> AIM OF THE TASK
Go through the records and copy each line where the word "Extract" occurs.

[Dataset excerpt]
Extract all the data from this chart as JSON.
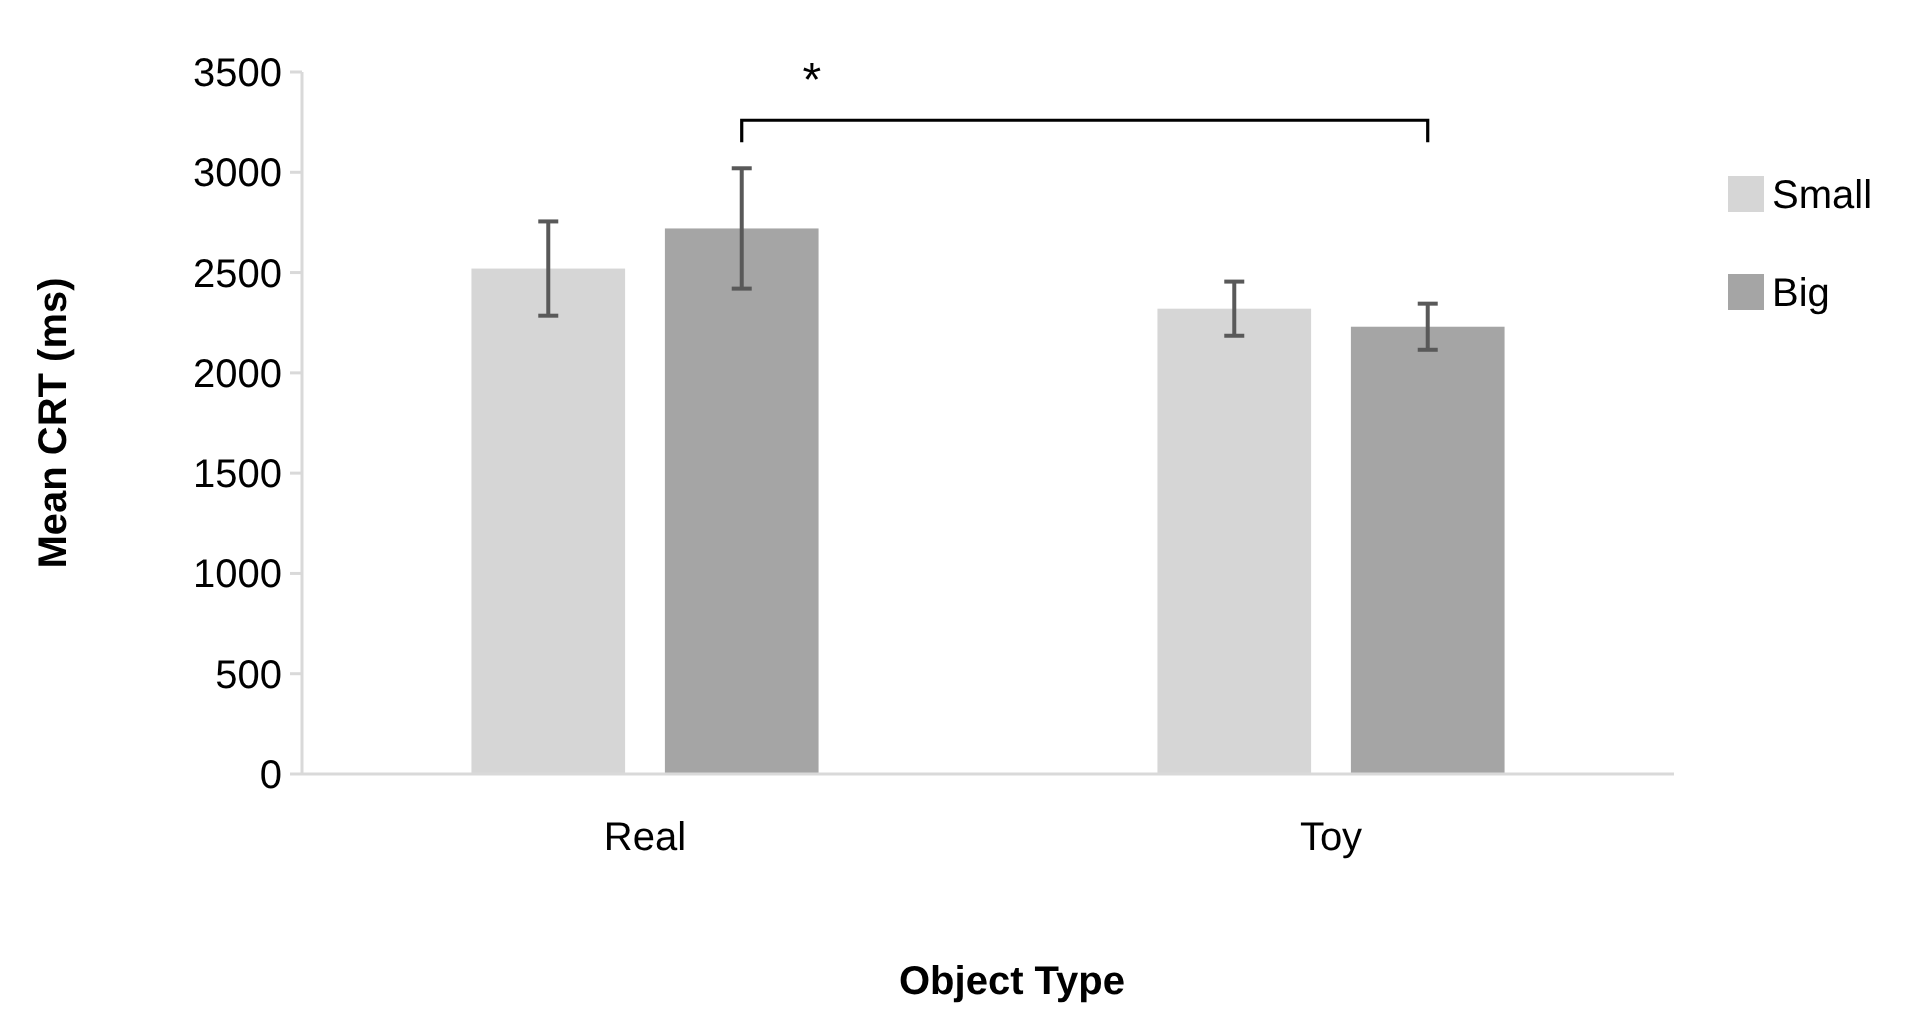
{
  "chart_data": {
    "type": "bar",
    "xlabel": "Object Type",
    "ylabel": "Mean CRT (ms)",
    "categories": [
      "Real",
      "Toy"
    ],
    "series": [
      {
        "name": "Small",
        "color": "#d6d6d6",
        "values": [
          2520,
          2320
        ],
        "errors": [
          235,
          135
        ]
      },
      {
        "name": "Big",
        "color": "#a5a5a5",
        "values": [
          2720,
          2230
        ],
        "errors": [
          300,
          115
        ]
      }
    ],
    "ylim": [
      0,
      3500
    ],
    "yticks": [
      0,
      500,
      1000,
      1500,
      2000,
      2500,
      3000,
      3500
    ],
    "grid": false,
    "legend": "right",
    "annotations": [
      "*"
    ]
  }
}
---
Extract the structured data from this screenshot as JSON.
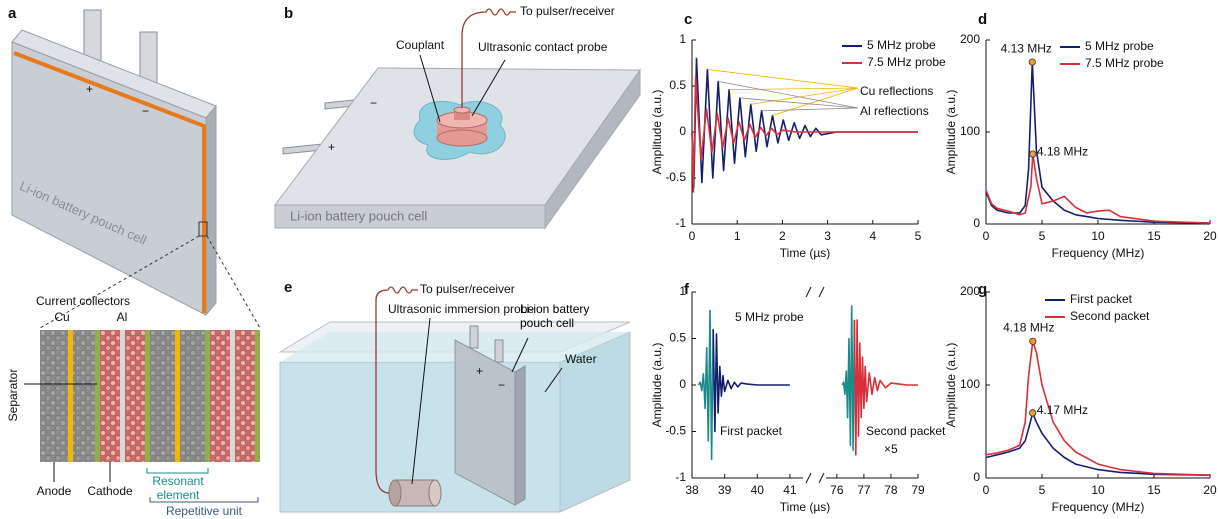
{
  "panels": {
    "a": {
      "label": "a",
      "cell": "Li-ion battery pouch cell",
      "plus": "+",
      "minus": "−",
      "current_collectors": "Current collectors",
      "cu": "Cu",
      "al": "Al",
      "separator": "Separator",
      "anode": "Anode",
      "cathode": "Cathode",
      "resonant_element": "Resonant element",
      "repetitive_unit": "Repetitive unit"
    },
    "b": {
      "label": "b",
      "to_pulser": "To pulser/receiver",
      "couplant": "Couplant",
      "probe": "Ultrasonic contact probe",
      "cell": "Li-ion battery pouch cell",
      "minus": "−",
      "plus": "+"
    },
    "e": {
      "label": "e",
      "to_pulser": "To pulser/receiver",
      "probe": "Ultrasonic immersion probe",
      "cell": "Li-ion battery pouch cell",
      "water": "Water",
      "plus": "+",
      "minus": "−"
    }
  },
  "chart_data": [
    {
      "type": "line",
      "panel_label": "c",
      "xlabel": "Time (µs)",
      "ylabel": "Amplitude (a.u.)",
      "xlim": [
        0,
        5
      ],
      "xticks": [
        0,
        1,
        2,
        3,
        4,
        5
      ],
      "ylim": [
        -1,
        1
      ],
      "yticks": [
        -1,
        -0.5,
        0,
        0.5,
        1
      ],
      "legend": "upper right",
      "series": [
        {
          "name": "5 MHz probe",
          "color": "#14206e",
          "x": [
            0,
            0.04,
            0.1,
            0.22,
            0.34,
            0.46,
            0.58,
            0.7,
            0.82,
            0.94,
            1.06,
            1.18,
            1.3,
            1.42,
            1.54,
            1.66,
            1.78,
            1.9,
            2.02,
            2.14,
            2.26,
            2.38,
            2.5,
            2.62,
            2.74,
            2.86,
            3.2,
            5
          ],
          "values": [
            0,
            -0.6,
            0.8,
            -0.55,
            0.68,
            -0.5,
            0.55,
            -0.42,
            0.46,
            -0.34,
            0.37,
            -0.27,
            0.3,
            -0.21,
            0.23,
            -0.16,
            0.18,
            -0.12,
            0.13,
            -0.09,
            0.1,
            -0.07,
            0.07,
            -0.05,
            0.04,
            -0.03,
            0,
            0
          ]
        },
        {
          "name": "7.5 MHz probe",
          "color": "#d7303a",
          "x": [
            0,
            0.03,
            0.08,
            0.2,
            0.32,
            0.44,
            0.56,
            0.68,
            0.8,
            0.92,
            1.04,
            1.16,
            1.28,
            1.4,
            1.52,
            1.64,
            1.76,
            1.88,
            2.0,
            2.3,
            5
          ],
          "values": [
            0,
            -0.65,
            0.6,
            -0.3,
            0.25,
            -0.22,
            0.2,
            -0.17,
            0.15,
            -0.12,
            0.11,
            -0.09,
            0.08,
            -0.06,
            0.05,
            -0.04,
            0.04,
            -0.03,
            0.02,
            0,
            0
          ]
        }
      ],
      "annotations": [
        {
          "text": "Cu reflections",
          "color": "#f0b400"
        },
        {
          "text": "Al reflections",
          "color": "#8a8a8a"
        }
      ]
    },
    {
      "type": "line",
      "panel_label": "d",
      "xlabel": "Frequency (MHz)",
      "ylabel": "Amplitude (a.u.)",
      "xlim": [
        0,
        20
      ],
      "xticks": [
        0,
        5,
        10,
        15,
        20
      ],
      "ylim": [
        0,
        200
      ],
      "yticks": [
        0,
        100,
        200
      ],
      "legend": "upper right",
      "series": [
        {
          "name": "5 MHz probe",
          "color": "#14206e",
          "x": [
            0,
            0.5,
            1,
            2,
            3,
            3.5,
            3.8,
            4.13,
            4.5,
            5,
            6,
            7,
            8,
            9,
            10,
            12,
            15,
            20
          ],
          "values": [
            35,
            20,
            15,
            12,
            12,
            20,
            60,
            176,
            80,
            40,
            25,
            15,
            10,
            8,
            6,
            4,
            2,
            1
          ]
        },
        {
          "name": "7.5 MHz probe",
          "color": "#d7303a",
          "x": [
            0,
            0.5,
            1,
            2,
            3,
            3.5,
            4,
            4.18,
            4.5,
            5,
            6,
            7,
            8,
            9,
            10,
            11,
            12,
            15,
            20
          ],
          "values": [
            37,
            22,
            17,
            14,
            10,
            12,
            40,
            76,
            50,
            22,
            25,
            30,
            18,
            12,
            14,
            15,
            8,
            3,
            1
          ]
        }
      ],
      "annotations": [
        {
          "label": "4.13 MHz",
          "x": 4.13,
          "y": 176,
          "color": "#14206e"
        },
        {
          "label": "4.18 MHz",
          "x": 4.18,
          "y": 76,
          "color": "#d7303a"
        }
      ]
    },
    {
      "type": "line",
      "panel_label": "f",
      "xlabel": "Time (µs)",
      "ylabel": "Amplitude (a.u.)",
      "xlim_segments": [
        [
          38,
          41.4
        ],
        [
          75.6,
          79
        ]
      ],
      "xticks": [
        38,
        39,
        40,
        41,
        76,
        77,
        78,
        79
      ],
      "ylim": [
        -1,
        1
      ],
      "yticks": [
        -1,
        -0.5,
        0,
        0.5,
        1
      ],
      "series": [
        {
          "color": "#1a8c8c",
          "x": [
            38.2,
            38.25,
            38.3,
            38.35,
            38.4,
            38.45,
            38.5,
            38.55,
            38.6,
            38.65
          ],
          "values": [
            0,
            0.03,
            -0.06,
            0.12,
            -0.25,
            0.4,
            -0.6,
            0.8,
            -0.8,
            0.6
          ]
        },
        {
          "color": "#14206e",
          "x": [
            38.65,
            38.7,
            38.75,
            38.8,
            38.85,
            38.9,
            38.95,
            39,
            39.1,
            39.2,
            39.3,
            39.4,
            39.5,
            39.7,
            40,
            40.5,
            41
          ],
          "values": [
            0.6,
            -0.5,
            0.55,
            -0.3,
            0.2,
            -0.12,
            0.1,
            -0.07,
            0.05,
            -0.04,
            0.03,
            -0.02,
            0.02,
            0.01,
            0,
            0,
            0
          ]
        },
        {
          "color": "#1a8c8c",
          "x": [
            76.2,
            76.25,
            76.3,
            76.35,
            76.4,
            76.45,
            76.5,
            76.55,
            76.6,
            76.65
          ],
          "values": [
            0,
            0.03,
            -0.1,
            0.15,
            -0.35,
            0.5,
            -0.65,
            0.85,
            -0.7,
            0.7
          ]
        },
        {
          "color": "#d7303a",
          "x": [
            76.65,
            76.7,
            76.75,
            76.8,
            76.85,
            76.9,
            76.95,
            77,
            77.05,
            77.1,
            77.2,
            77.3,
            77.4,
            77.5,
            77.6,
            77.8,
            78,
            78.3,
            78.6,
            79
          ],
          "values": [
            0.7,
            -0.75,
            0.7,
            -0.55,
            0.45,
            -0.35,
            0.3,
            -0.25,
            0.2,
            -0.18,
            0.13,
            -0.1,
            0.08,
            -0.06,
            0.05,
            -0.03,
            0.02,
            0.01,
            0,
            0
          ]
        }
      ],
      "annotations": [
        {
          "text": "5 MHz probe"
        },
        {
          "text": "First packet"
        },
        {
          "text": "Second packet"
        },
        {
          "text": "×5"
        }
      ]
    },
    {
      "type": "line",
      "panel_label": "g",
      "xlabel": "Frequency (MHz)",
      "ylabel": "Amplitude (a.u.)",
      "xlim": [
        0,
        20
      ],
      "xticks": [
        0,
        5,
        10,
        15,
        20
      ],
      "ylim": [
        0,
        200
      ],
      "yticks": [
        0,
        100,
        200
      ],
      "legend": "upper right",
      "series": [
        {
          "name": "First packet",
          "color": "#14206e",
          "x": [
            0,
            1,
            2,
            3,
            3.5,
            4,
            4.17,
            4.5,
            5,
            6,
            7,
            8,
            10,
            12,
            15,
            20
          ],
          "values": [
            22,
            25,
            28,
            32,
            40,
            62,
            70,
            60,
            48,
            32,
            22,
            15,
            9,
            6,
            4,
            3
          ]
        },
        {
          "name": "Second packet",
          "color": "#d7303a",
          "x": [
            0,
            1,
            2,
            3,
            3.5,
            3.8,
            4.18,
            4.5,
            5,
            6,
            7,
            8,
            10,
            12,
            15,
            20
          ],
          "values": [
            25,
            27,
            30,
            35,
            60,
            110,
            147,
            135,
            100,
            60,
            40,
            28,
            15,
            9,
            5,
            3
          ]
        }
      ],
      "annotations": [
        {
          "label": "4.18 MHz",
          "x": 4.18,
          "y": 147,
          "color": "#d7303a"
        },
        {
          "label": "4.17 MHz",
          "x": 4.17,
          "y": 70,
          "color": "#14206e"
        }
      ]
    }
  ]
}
...
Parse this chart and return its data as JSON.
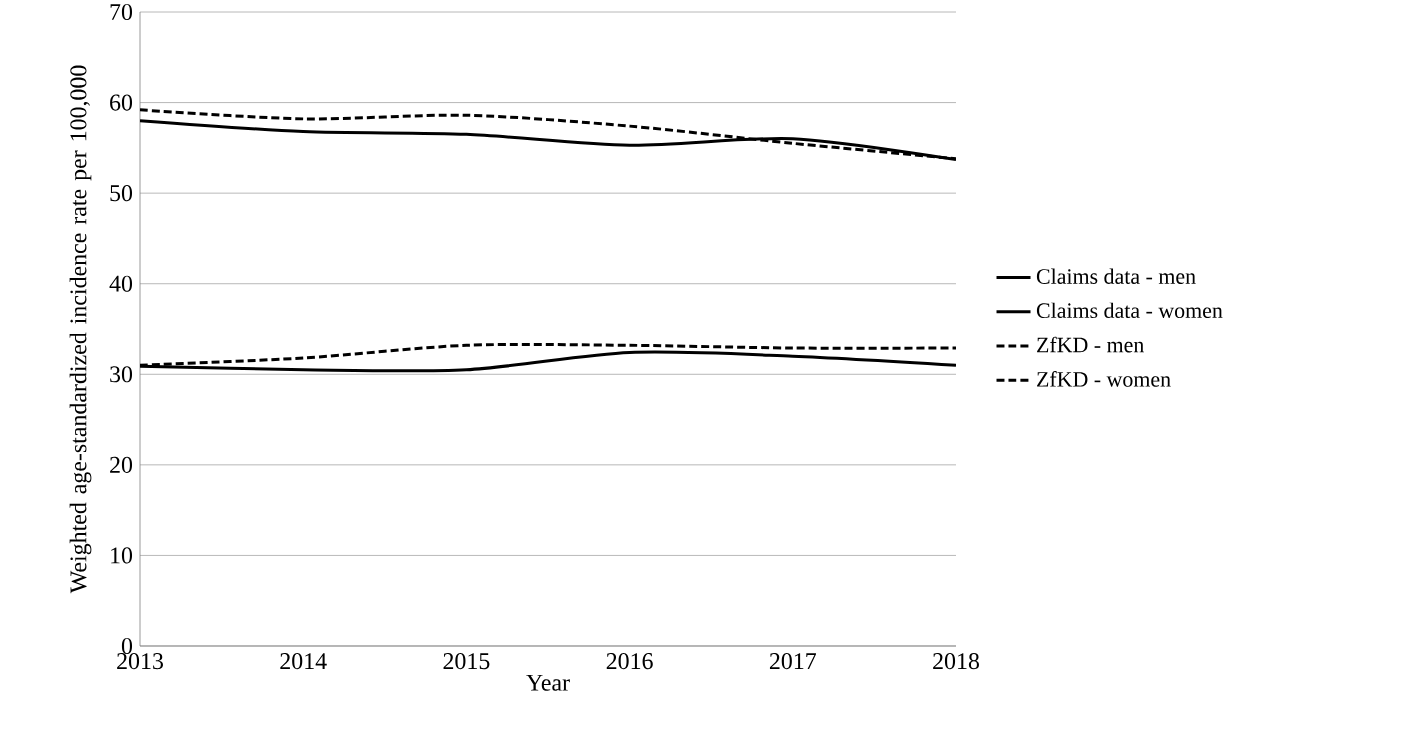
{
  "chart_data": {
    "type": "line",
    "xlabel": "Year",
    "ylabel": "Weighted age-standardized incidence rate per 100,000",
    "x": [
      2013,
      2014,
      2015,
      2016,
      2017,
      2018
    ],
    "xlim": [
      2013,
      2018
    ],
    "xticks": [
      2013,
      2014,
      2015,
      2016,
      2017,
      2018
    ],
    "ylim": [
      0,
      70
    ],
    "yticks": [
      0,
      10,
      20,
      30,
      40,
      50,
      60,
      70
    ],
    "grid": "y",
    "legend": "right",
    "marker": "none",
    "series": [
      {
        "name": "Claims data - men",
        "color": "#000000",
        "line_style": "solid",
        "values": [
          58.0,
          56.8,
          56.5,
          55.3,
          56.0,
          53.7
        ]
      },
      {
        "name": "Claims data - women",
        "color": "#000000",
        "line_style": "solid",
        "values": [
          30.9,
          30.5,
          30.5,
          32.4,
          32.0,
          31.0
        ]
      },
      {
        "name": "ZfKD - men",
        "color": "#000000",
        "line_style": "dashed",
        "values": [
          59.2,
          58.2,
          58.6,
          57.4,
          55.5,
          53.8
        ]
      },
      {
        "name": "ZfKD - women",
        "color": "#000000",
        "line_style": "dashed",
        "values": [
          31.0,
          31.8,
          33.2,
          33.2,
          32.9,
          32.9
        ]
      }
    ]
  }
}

> TASK ANSWER
Extract all the data from this chart as JSON.
Extract the structured data from this screenshot as JSON.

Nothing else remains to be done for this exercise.